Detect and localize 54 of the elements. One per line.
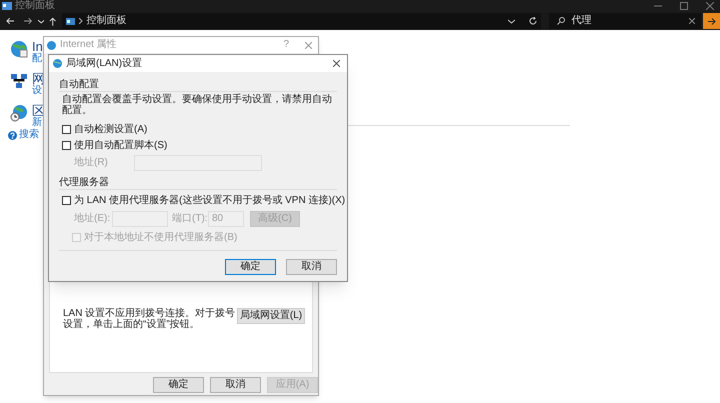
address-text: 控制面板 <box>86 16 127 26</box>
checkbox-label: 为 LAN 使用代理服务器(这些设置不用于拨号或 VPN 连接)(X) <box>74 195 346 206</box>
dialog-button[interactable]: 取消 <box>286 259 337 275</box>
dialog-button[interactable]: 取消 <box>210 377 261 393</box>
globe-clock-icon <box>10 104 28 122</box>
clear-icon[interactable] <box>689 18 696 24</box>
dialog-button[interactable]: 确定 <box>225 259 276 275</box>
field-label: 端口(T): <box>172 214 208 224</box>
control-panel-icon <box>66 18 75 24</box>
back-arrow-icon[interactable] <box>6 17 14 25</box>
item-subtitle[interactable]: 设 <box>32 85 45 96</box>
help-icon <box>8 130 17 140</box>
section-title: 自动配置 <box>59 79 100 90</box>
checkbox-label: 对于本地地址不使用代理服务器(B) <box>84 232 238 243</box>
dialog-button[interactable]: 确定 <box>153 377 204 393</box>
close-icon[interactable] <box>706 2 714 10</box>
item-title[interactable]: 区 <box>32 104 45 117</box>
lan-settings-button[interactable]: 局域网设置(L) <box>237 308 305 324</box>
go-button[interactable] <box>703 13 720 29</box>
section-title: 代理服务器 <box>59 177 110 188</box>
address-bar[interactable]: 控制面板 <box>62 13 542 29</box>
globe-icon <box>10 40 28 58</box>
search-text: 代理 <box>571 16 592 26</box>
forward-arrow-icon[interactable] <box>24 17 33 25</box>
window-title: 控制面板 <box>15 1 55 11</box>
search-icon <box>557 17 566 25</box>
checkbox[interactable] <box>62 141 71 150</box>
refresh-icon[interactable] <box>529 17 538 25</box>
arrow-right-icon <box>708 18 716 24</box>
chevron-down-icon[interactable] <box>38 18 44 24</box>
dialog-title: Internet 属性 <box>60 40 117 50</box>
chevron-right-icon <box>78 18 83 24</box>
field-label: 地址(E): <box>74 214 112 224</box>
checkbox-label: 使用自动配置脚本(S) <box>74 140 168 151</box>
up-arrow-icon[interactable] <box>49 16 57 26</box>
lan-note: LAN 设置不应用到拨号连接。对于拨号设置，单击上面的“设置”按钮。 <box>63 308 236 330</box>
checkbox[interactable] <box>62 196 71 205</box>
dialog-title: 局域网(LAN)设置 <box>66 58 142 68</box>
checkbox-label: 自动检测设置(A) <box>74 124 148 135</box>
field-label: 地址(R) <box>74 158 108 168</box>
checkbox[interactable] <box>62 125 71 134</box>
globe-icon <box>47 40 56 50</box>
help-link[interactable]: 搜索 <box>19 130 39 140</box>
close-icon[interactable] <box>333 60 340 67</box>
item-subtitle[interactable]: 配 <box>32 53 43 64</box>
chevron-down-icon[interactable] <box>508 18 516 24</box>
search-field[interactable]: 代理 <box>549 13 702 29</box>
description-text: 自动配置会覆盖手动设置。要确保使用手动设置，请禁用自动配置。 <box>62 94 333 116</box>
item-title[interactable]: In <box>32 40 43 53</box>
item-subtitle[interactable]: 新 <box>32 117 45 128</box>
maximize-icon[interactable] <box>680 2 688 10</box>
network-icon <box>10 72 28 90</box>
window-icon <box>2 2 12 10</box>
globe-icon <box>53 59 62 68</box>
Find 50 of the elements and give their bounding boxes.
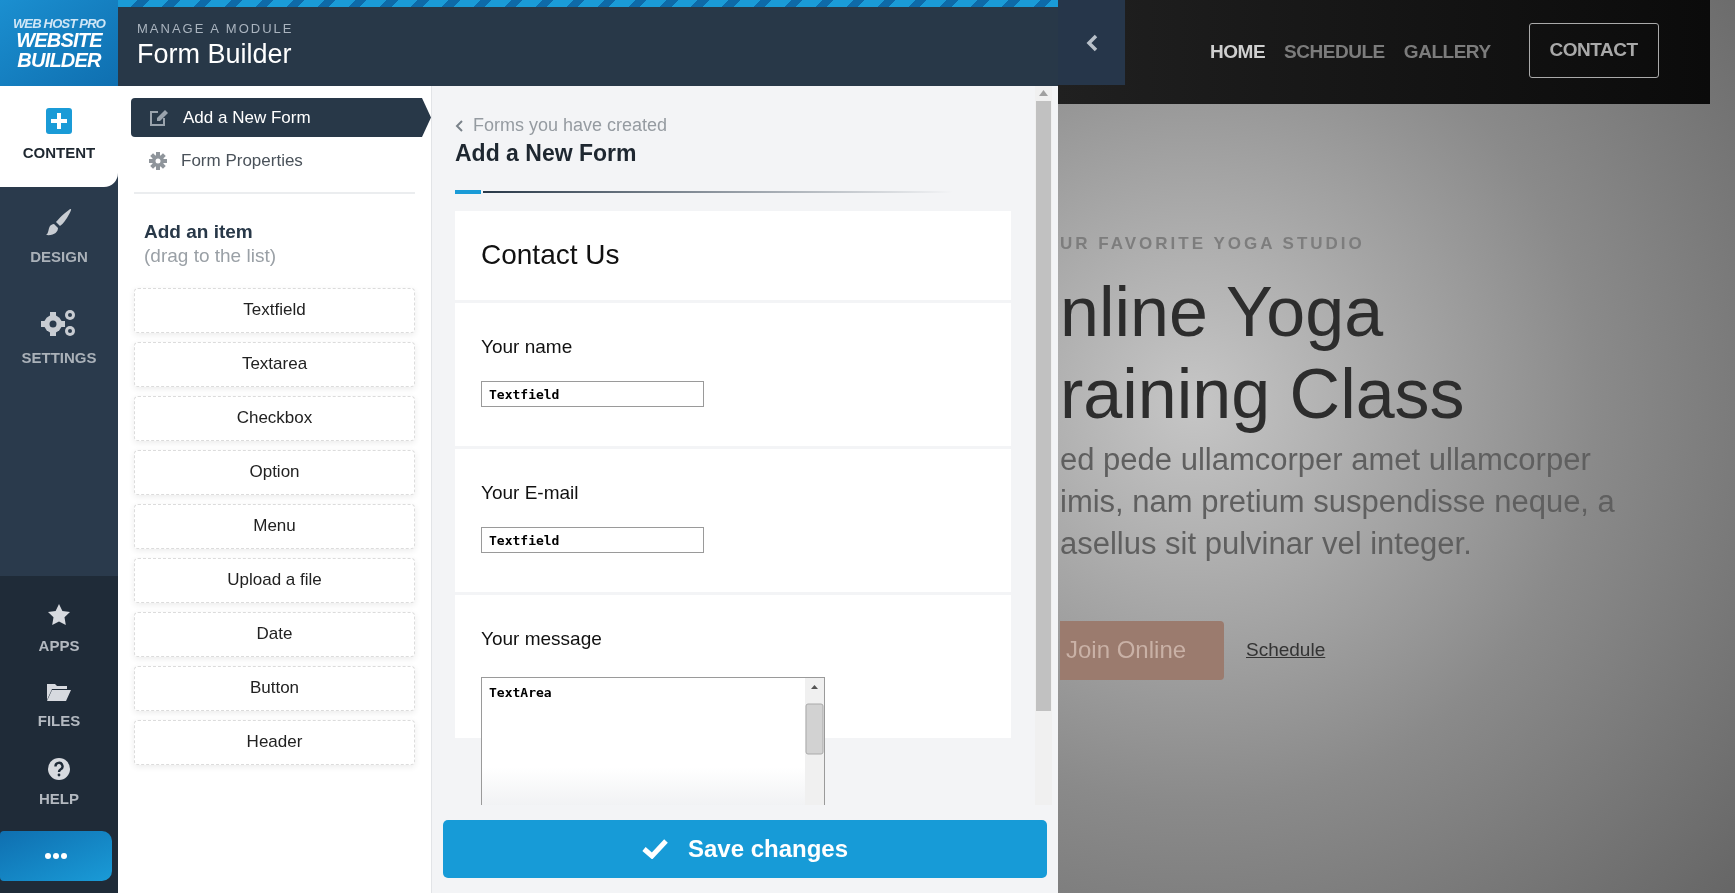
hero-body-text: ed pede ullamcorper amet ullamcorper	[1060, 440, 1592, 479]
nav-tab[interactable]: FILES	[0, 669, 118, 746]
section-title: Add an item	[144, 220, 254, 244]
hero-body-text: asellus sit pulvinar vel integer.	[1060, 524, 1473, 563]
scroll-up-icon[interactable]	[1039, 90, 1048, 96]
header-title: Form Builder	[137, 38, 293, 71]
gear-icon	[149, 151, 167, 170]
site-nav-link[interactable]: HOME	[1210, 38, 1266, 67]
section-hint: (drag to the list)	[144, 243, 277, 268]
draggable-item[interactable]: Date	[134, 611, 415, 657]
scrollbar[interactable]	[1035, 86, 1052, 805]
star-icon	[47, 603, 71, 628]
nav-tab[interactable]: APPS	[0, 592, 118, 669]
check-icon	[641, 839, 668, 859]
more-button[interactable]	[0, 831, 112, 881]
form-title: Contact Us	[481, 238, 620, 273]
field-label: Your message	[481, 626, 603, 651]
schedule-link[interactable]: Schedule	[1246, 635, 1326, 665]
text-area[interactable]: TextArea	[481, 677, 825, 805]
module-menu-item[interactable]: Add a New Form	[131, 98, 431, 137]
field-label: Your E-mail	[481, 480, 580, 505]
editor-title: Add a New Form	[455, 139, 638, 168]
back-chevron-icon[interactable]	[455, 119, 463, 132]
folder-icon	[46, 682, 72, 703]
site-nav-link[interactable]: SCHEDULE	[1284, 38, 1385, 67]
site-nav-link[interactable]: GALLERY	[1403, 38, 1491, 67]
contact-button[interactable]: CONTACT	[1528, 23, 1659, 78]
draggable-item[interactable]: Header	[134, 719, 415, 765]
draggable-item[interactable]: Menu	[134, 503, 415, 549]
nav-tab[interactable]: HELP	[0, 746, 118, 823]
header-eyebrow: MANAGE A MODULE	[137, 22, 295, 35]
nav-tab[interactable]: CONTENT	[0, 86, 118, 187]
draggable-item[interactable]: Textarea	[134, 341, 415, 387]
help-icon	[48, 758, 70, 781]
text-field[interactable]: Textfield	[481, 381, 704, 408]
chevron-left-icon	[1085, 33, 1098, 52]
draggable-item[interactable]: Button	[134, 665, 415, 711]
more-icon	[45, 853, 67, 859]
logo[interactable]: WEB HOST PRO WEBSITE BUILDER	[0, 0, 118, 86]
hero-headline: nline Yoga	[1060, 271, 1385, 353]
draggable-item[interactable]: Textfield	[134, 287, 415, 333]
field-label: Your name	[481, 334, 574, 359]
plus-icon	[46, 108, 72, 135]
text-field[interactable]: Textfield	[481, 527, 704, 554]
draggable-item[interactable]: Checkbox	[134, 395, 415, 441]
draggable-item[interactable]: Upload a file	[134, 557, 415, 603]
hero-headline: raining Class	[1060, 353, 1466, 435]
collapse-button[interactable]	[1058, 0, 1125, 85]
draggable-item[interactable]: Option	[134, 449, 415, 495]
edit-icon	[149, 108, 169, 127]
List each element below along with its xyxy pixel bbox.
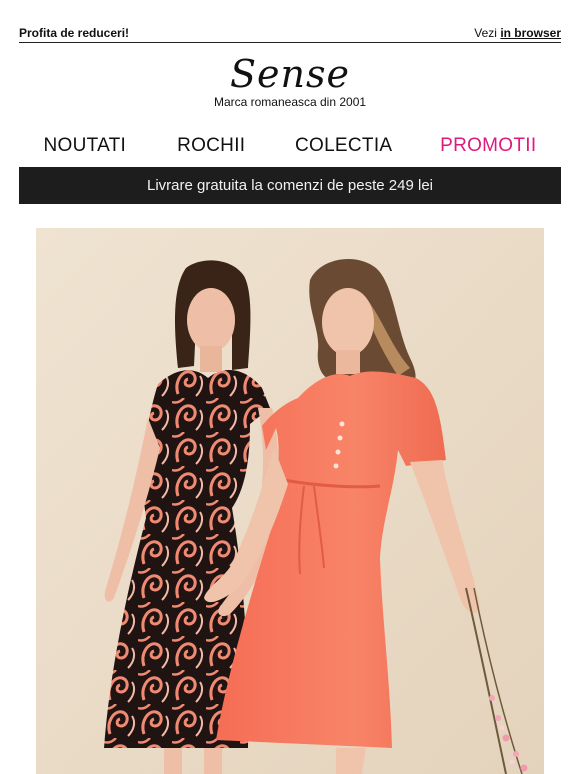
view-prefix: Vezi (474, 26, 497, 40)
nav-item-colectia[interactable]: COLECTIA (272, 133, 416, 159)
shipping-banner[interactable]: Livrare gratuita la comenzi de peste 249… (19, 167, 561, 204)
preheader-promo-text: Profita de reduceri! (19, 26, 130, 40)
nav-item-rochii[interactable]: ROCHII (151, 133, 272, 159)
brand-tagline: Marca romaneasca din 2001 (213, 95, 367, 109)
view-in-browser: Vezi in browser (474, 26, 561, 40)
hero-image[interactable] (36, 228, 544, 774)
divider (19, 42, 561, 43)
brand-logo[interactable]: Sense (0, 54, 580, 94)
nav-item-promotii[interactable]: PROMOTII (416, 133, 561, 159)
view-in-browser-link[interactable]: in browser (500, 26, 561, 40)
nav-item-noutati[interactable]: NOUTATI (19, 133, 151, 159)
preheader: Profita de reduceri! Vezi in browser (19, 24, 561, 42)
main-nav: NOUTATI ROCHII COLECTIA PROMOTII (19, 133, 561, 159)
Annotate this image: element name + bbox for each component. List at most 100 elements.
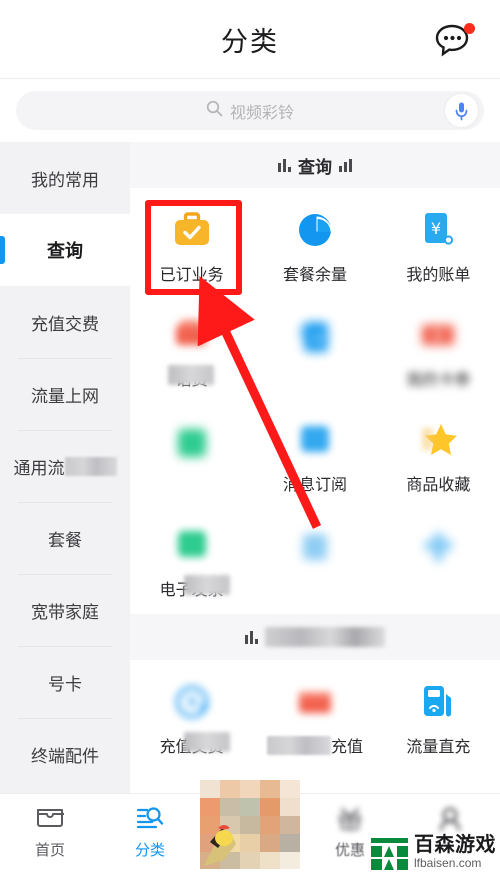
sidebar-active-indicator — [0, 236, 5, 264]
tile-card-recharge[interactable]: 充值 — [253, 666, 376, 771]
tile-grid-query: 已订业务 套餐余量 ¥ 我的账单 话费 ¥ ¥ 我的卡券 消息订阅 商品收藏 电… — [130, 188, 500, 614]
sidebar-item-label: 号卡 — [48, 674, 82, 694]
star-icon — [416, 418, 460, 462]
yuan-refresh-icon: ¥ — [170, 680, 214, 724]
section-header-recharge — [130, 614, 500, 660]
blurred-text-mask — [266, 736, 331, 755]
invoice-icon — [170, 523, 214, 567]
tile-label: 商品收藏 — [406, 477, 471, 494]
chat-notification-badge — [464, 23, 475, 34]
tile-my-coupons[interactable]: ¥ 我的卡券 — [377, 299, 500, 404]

******************************

Copy out, unchanged, the part of the listing that starts with the line containing "sidebar-active-indicator — [0, 236, 5, 264]" and continues through the end of the listing, including both the first and last lines.

Written answer:
sidebar-active-indicator — [0, 236, 5, 264]
tile-card-recharge[interactable]: 充值 — [253, 666, 376, 771]
tile-grid-query: 已订业务 套餐余量 ¥ 我的账单 话费 ¥ ¥ 我的卡券 消息订阅 商品收藏 电… — [130, 188, 500, 614]
sidebar-item-label: 号卡 — [48, 674, 82, 694]
star-icon — [416, 418, 460, 462]
yuan-refresh-icon: ¥ — [170, 680, 214, 724]
section-header-recharge — [130, 614, 500, 660]
blurred-text-mask — [266, 736, 331, 755]
invoice-icon — [170, 523, 214, 567]
tile-label: 商品收藏 — [406, 477, 471, 494]
chat-notification-badge — [464, 23, 475, 34]
tile-my-coupons[interactable]: ¥ 我的卡券 — [377, 299, 500, 404]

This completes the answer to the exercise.